◆ **REQUEST**: Each record is to be transcribed exactly.

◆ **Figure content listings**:

=====

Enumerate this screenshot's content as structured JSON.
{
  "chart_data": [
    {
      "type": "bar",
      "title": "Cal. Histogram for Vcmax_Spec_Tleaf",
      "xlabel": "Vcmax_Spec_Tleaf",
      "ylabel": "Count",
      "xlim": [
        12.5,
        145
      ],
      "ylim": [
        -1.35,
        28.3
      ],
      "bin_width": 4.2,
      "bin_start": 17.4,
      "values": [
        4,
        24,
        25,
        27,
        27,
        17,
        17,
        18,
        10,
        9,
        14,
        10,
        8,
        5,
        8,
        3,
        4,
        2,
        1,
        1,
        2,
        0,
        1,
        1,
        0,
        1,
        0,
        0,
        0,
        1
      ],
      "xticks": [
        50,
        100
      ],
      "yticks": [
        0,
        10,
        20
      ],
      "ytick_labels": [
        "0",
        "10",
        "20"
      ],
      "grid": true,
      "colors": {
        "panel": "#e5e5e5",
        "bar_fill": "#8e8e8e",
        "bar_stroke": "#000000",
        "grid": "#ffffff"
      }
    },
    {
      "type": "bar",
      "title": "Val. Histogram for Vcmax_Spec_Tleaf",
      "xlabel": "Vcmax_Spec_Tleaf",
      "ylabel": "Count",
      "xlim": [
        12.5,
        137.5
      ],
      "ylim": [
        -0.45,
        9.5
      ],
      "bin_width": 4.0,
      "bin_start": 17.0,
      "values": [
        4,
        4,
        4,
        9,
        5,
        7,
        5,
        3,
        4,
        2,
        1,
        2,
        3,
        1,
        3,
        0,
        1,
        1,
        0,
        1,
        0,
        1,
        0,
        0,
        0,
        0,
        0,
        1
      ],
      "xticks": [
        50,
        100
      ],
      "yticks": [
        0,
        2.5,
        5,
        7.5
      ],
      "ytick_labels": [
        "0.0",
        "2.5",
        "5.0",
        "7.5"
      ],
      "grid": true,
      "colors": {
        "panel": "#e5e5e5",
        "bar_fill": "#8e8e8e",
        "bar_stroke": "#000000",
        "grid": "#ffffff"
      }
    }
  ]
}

=====

◆ **RESPONSE FOR THIS EXERCISE**:
Enumerate this screenshot's content as structured JSON.
{
  "chart_data": [
    {
      "type": "bar",
      "title": "Cal. Histogram for Vcmax_Spec_Tleaf",
      "xlabel": "Vcmax_Spec_Tleaf",
      "ylabel": "Count",
      "xlim": [
        12.5,
        145
      ],
      "ylim": [
        -1.35,
        28.3
      ],
      "bin_width": 4.2,
      "bin_start": 17.4,
      "values": [
        4,
        24,
        25,
        27,
        27,
        17,
        17,
        18,
        10,
        9,
        14,
        10,
        8,
        5,
        8,
        3,
        4,
        2,
        1,
        1,
        2,
        0,
        1,
        1,
        0,
        1,
        0,
        0,
        0,
        1
      ],
      "xticks": [
        50,
        100
      ],
      "yticks": [
        0,
        10,
        20
      ],
      "ytick_labels": [
        "0",
        "10",
        "20"
      ],
      "grid": true,
      "colors": {
        "panel": "#e5e5e5",
        "bar_fill": "#8e8e8e",
        "bar_stroke": "#000000",
        "grid": "#ffffff"
      }
    },
    {
      "type": "bar",
      "title": "Val. Histogram for Vcmax_Spec_Tleaf",
      "xlabel": "Vcmax_Spec_Tleaf",
      "ylabel": "Count",
      "xlim": [
        12.5,
        137.5
      ],
      "ylim": [
        -0.45,
        9.5
      ],
      "bin_width": 4.0,
      "bin_start": 17.0,
      "values": [
        4,
        4,
        4,
        9,
        5,
        7,
        5,
        3,
        4,
        2,
        1,
        2,
        3,
        1,
        3,
        0,
        1,
        1,
        0,
        1,
        0,
        1,
        0,
        0,
        0,
        0,
        0,
        1
      ],
      "xticks": [
        50,
        100
      ],
      "yticks": [
        0,
        2.5,
        5,
        7.5
      ],
      "ytick_labels": [
        "0.0",
        "2.5",
        "5.0",
        "7.5"
      ],
      "grid": true,
      "colors": {
        "panel": "#e5e5e5",
        "bar_fill": "#8e8e8e",
        "bar_stroke": "#000000",
        "grid": "#ffffff"
      }
    }
  ]
}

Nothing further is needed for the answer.